## Begin Records for processing
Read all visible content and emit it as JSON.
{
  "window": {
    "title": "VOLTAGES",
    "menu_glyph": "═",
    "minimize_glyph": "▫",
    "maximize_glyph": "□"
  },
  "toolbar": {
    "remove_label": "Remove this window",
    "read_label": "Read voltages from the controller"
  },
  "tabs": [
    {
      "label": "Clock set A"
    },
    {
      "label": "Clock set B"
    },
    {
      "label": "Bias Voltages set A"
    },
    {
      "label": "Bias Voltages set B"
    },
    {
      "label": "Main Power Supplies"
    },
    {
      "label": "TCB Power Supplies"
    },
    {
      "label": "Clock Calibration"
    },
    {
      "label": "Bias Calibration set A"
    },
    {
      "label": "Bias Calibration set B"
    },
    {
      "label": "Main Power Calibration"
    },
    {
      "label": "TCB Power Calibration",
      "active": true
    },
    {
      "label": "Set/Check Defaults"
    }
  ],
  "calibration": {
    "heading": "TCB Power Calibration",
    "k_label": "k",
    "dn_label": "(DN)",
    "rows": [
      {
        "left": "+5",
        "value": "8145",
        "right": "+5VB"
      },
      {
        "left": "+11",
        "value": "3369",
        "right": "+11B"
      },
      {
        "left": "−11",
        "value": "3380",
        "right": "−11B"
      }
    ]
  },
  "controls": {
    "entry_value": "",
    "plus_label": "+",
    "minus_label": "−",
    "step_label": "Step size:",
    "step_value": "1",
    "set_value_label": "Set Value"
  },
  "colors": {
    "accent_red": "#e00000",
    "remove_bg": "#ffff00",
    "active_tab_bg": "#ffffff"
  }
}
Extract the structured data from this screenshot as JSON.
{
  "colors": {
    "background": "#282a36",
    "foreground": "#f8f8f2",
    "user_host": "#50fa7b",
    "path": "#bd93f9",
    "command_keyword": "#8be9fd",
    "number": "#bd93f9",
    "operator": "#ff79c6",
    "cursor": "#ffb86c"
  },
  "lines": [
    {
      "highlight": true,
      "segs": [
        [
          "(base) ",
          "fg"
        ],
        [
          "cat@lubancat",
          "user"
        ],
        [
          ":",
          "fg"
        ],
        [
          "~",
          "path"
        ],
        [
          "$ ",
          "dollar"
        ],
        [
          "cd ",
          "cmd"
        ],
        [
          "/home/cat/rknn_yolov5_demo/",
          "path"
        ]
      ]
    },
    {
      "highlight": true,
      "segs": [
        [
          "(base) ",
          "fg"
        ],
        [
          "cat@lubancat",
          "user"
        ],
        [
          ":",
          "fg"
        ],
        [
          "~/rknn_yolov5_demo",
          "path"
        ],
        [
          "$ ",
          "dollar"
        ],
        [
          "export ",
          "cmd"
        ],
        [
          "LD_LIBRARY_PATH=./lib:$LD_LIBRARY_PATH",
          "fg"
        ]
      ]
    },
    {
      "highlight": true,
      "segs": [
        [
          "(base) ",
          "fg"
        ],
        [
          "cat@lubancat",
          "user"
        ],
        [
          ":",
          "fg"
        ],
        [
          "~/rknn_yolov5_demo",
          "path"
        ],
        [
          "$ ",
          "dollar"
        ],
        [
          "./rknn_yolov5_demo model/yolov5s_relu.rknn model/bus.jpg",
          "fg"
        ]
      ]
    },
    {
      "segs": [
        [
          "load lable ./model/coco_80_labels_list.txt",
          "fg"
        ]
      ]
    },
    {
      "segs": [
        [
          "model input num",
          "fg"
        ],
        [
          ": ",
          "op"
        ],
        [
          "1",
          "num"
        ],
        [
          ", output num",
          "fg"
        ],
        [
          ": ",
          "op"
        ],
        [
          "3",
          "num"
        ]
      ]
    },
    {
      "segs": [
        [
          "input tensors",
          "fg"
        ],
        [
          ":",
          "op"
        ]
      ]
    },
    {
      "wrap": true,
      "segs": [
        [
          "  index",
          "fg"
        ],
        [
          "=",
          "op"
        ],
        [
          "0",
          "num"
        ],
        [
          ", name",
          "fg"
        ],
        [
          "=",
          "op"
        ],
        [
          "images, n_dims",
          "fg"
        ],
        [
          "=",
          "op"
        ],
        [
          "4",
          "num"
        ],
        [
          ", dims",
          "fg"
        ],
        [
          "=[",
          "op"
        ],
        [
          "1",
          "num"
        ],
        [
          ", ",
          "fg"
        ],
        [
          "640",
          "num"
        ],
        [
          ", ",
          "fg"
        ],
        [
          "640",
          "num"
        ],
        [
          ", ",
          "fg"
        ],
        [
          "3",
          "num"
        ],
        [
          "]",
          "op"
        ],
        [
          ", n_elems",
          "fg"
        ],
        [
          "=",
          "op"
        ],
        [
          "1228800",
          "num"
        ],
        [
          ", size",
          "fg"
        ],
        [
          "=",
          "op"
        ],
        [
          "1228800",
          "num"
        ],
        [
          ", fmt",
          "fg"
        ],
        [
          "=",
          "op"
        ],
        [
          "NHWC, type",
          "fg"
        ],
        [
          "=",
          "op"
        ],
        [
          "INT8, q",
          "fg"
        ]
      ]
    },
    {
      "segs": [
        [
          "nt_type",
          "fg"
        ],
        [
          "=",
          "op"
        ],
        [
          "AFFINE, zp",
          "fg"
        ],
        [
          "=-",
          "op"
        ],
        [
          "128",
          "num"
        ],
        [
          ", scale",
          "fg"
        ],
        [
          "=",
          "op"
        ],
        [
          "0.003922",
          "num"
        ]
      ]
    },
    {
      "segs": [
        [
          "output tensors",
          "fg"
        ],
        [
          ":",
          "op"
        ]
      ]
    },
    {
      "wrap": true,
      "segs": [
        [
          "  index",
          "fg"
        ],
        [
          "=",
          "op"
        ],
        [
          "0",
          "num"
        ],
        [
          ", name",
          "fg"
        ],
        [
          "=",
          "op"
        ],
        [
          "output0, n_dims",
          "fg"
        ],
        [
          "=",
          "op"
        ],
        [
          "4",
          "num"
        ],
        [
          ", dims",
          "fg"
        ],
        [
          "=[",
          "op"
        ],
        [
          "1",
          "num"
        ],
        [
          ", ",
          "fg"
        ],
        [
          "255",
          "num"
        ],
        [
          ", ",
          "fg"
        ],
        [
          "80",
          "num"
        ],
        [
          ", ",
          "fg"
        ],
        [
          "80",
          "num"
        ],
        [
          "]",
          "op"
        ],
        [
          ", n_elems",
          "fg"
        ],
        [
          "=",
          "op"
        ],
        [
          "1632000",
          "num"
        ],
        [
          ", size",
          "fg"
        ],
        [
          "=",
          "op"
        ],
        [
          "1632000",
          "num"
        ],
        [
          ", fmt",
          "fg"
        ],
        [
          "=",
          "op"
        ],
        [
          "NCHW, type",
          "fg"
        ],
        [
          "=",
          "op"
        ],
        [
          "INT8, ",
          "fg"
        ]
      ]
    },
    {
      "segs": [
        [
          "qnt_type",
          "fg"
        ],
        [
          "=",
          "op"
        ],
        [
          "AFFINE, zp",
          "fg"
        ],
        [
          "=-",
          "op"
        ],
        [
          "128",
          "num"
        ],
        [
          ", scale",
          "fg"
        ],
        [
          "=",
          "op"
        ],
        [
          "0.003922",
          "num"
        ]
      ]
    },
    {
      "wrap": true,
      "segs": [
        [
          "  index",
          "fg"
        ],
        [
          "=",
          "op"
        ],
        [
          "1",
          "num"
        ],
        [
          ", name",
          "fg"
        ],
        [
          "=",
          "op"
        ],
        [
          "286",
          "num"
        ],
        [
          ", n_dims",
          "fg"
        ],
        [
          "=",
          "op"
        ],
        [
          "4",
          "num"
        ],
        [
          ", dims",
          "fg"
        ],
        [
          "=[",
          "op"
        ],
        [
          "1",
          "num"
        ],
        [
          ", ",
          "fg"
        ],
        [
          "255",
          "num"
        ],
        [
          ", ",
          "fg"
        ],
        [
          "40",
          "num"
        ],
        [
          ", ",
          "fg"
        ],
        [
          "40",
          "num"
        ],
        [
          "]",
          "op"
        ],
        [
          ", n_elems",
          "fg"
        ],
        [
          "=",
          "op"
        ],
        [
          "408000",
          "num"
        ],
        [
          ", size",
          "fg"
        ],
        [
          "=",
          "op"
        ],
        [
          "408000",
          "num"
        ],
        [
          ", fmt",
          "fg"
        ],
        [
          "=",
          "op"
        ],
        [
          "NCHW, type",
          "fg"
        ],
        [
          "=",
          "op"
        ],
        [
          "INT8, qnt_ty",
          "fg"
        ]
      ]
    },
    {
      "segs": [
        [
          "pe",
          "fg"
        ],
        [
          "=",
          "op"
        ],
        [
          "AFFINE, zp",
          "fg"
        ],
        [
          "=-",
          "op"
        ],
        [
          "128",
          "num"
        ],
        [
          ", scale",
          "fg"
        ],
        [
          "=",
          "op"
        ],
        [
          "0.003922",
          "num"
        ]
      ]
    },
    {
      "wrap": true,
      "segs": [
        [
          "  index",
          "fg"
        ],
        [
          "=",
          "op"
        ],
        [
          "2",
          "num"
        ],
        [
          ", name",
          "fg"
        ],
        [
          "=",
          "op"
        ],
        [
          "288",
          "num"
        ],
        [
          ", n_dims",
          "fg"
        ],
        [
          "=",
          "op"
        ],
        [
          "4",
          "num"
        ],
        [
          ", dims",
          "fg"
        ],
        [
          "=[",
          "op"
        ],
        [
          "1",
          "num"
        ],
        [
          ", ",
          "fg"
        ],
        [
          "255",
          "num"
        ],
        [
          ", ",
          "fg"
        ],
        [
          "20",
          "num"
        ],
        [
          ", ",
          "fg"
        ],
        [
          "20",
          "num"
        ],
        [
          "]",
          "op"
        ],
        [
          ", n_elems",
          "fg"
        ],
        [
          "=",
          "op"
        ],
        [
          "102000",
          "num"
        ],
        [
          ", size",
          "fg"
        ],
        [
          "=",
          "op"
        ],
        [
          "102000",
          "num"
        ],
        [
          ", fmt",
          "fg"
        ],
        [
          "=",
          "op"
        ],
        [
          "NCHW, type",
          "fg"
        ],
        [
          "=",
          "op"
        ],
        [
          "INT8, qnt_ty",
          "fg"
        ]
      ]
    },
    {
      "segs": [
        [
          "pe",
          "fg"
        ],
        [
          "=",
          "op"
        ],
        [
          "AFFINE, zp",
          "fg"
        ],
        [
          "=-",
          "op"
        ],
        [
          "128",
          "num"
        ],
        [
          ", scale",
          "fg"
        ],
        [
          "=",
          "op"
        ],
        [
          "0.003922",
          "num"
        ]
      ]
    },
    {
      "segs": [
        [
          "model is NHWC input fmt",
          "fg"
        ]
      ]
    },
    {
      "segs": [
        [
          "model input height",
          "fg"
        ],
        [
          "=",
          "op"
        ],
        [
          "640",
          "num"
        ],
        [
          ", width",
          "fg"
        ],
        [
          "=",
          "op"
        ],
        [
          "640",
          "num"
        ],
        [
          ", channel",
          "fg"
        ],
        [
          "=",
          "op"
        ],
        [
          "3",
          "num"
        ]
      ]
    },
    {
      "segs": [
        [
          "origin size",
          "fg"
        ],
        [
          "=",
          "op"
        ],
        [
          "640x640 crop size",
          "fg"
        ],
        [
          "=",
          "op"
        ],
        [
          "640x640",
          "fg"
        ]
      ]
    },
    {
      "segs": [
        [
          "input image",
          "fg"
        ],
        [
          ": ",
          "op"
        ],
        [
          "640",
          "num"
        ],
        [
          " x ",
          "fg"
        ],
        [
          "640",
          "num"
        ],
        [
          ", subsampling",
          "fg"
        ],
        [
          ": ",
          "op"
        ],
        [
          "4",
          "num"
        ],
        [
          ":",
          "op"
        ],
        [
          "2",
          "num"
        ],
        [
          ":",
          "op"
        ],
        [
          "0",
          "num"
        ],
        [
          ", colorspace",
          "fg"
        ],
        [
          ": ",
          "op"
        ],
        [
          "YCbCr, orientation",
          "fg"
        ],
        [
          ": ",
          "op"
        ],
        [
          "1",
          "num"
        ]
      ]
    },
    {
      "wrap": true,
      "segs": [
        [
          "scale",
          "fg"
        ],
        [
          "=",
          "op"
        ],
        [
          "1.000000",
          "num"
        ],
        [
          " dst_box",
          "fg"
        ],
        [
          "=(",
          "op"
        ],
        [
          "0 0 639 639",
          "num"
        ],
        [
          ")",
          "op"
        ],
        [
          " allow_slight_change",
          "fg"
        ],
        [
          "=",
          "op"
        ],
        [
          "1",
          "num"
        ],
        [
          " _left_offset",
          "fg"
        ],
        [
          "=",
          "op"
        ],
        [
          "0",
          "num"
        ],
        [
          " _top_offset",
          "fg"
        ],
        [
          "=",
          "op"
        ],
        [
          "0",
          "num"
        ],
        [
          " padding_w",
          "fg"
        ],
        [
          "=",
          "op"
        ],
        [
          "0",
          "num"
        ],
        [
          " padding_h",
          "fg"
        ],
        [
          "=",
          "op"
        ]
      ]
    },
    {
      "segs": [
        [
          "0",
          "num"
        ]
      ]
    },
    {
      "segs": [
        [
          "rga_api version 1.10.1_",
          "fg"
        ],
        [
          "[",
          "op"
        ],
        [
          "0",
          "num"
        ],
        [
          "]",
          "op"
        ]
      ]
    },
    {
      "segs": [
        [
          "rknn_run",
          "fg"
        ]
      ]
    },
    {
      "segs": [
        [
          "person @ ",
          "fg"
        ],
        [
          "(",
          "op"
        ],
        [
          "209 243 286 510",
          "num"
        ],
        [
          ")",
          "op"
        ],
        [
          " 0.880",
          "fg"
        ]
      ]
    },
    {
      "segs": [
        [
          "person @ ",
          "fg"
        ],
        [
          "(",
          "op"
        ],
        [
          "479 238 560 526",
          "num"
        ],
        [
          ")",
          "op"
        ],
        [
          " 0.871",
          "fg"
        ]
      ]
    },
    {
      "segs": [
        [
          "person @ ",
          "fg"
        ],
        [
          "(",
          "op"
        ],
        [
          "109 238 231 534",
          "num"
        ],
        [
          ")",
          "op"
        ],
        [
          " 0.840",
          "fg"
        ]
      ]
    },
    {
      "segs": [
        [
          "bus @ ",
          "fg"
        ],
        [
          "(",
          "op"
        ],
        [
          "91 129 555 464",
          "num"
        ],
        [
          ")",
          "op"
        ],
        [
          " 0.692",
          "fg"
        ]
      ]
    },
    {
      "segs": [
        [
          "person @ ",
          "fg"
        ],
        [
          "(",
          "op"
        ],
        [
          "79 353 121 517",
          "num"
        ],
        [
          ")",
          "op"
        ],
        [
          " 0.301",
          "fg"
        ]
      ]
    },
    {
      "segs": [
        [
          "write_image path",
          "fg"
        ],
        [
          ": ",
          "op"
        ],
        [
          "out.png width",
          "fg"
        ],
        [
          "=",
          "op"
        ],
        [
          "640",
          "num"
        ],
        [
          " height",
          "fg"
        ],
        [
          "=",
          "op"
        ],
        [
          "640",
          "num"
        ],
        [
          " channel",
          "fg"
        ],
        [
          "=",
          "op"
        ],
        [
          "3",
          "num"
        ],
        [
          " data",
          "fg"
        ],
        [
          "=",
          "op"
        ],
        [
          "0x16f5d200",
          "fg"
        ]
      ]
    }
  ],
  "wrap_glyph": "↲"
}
## End Records for processing
■ The request ■
Look through the entries above. Extract each line with the word "JSON".

■ Final result ■
Read all visible content and emit it as JSON.
Extract the structured data from this screenshot as JSON.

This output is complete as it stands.